**Task goal**
Count the lines in the data below that contain the string "Width", treating uppercase and lowercase letters as distinct. Give only the number.

**Stored records**
%%

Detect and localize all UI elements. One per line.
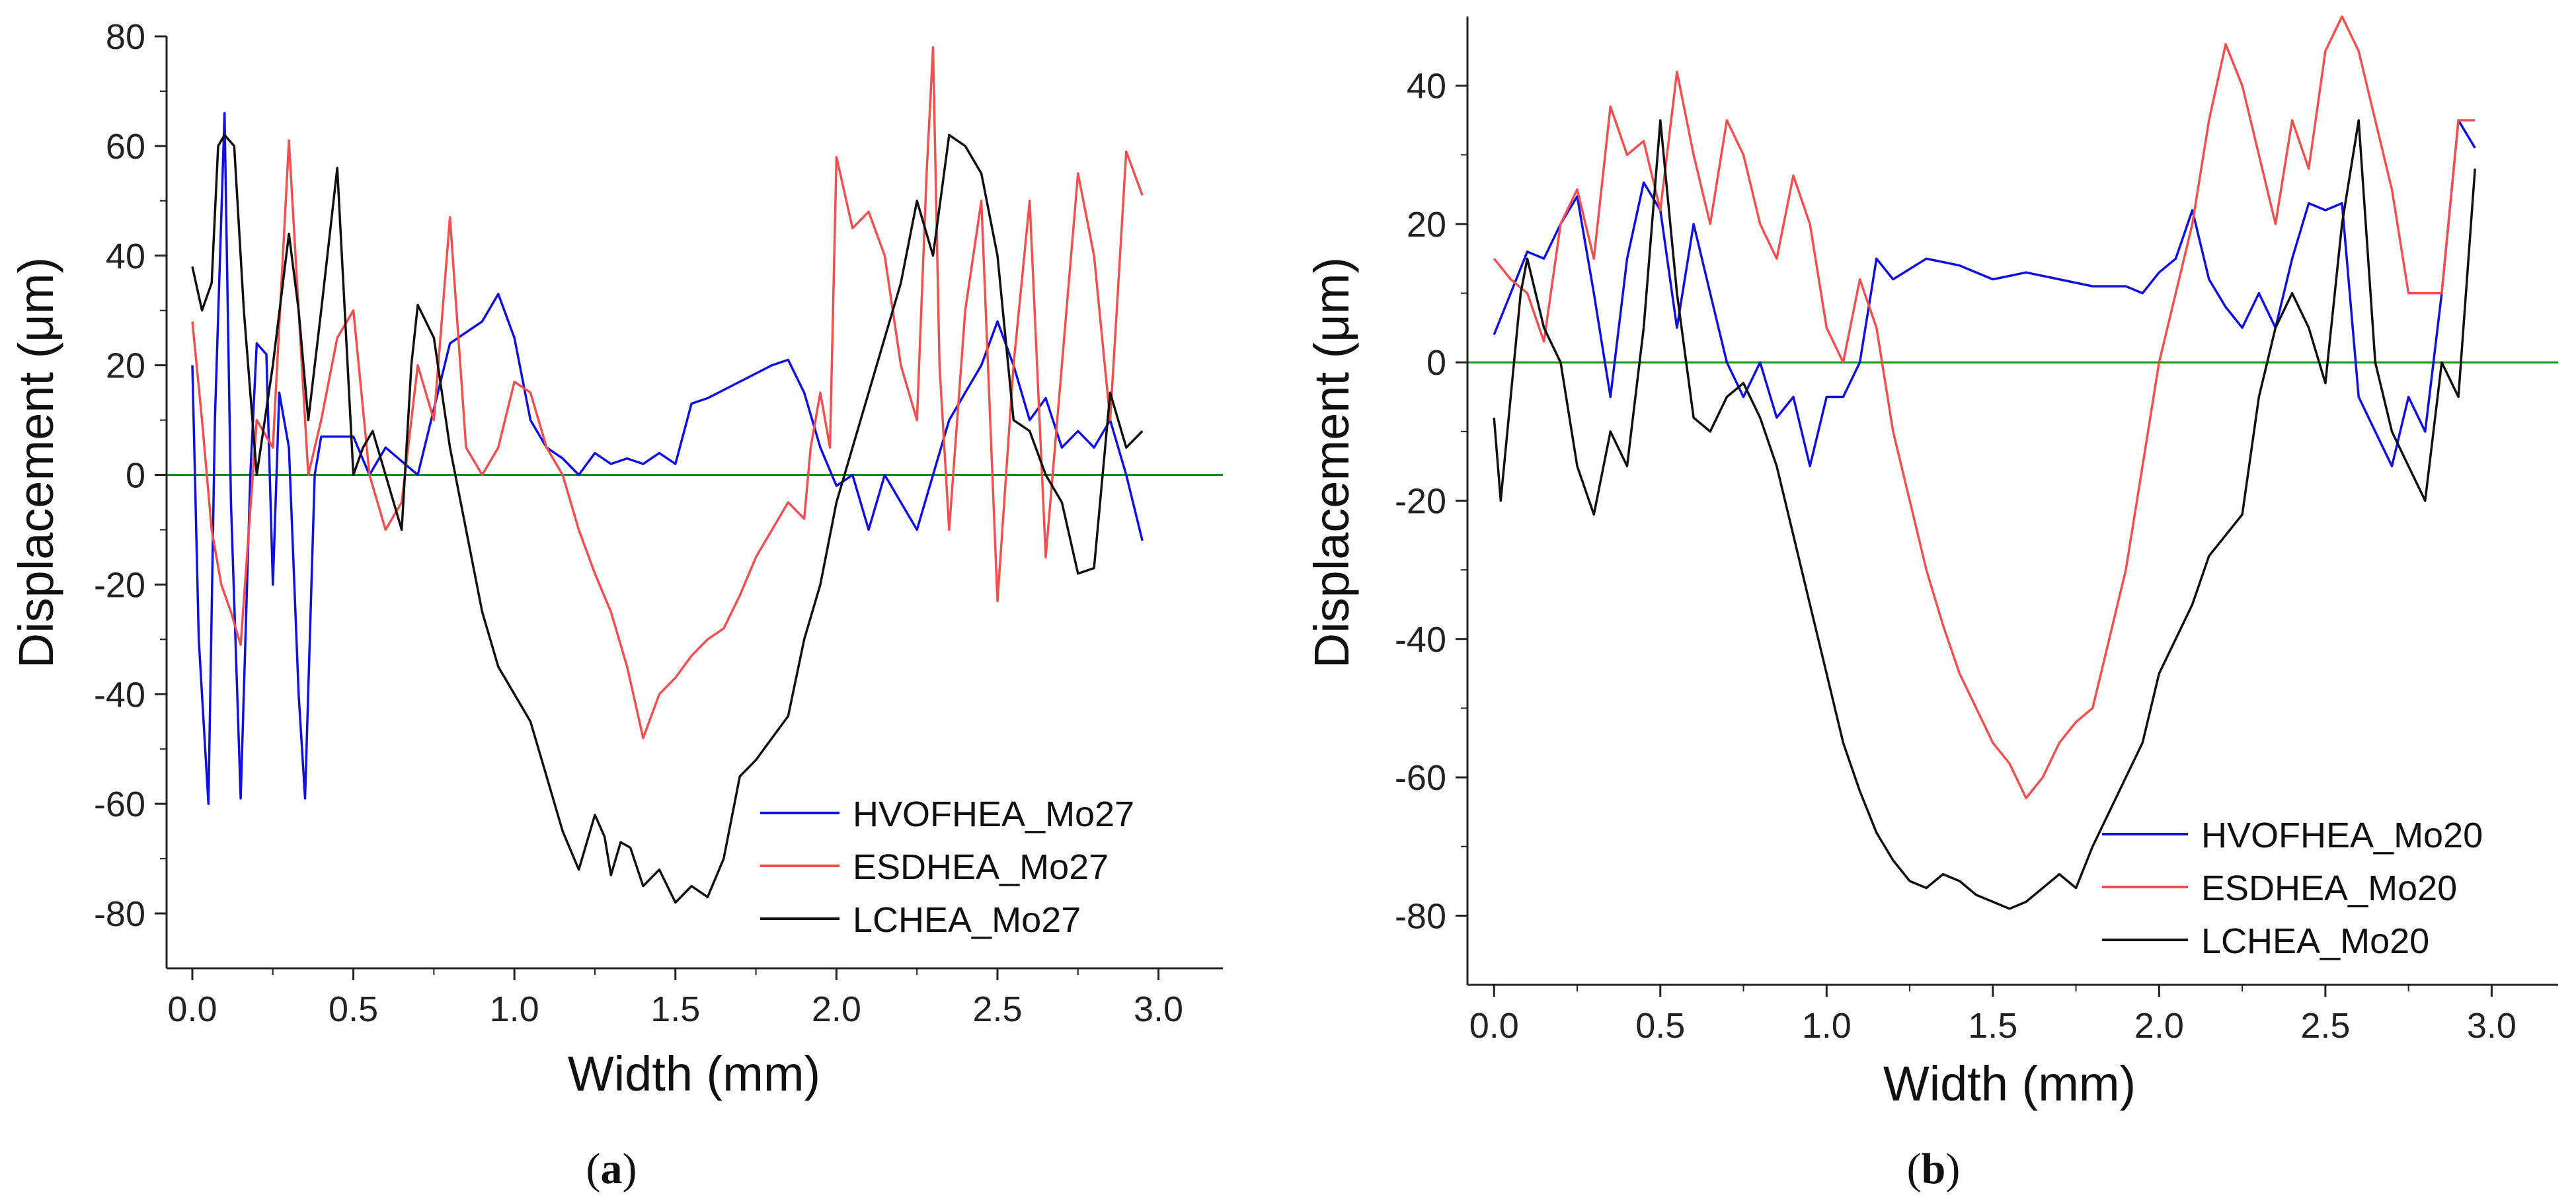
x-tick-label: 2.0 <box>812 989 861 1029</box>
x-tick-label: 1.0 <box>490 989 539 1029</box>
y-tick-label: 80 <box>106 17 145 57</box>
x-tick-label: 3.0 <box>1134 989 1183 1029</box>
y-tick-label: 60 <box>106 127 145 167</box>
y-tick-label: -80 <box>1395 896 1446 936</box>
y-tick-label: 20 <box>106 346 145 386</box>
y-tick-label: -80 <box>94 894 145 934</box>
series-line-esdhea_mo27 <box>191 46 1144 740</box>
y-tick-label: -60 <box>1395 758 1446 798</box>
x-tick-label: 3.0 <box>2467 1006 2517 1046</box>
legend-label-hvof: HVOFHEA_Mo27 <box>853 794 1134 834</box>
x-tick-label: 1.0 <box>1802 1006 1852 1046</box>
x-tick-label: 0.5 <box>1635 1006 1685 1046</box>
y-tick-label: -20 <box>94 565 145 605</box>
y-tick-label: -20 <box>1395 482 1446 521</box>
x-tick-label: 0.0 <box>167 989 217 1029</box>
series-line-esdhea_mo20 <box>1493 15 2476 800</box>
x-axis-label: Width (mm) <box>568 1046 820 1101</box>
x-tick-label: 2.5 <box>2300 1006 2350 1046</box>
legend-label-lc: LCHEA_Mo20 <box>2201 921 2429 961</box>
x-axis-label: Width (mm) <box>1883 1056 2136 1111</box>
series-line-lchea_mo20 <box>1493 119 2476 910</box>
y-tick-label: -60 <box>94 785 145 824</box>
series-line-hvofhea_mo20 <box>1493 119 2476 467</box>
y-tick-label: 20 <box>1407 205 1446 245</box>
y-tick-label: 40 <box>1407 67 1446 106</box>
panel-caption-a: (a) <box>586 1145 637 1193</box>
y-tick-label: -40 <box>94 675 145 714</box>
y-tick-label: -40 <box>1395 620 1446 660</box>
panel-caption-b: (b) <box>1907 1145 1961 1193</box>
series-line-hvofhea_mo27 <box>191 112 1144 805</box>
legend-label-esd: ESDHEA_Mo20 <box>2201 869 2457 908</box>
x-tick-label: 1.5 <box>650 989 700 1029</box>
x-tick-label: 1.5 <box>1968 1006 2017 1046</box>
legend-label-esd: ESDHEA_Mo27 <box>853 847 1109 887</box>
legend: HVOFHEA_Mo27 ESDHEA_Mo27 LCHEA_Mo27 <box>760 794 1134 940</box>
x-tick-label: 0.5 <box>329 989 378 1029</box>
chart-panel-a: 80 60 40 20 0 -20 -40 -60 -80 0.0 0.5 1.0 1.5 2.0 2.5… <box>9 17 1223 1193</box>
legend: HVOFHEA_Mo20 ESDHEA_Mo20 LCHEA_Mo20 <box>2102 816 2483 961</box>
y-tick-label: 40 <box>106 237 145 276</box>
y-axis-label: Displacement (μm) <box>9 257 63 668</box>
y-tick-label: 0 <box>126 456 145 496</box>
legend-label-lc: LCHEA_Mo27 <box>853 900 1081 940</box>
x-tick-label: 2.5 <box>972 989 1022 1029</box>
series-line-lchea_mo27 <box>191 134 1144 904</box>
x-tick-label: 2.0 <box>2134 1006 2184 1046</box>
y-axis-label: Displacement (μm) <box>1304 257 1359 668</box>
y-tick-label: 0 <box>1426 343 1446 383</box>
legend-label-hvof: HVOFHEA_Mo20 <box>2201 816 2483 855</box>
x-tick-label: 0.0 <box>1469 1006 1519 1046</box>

%%
%%

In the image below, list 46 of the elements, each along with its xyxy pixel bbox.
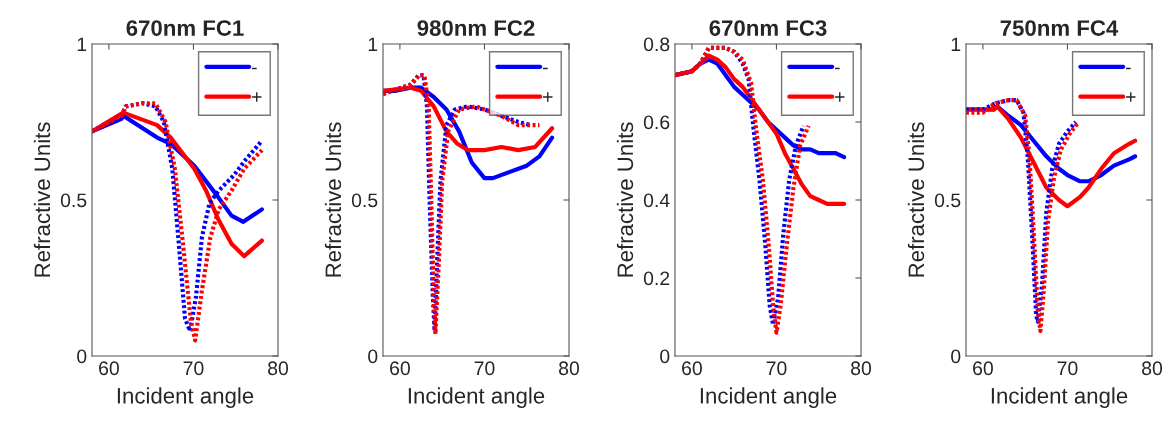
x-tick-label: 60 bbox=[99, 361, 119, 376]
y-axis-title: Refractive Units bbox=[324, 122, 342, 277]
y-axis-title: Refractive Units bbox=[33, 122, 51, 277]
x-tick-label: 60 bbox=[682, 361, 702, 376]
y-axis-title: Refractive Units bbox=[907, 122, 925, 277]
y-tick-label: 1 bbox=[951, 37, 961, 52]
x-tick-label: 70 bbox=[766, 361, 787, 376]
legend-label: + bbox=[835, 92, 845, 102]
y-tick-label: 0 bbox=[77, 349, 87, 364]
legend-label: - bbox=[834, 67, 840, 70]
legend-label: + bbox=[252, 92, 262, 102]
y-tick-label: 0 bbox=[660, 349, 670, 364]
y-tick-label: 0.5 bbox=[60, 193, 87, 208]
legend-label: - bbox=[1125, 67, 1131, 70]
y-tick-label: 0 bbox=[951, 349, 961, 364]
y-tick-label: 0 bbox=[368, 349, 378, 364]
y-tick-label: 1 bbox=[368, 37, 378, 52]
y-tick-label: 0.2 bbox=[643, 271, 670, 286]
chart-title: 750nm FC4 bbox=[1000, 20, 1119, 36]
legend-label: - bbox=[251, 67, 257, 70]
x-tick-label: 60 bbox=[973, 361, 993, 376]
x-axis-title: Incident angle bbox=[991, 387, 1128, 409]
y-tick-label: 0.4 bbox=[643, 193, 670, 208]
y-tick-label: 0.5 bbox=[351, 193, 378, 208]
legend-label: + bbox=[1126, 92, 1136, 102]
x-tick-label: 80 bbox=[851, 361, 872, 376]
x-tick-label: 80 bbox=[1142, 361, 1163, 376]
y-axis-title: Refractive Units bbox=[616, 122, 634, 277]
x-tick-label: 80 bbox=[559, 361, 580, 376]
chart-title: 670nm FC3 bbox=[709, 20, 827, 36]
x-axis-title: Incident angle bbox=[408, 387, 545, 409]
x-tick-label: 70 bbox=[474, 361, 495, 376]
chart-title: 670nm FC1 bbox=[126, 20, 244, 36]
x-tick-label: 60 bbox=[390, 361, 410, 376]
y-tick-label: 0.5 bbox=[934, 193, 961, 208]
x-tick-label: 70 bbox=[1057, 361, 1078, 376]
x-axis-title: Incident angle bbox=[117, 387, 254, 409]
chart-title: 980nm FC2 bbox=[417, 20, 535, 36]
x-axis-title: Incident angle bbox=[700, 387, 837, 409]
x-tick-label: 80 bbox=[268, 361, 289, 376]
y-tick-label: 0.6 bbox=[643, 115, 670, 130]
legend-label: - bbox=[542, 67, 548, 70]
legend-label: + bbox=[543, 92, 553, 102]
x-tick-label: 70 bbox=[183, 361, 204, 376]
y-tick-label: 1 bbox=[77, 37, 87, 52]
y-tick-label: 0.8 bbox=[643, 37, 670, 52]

%%

**Task solution**
2